++++ PROVIDED RECORDS

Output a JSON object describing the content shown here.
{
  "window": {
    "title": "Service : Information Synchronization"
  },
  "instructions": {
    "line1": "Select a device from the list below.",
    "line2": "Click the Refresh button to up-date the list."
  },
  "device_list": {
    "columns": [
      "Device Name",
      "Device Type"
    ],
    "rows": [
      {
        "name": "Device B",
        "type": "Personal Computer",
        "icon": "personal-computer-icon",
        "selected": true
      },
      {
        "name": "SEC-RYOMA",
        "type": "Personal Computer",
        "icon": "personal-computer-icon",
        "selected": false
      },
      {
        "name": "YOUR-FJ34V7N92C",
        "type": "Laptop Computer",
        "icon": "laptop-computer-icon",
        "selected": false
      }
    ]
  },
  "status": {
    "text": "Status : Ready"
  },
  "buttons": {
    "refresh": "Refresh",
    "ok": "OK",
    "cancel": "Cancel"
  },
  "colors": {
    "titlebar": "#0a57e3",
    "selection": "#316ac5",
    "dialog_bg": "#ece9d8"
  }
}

++++++++
++++ PROVIDED RECORDS

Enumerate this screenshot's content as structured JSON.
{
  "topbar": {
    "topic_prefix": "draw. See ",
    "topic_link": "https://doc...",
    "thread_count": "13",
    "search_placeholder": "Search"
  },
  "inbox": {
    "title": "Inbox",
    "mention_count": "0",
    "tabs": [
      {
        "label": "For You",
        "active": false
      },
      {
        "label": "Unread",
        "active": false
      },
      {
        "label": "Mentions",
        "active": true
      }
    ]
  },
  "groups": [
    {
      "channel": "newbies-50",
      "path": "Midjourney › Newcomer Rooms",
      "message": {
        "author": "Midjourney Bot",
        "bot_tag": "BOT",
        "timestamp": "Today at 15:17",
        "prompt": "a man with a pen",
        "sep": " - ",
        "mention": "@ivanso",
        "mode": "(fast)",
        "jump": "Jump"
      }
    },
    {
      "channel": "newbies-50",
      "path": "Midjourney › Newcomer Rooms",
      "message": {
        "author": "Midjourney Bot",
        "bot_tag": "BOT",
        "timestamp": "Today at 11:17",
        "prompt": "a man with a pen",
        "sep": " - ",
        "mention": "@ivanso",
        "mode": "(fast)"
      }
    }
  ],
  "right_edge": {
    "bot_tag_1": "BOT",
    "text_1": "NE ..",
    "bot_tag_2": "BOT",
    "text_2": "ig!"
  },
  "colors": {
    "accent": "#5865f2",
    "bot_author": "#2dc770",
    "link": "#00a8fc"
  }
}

++++++++

Say how many lines of the listing above contain "Today", with no other words.

2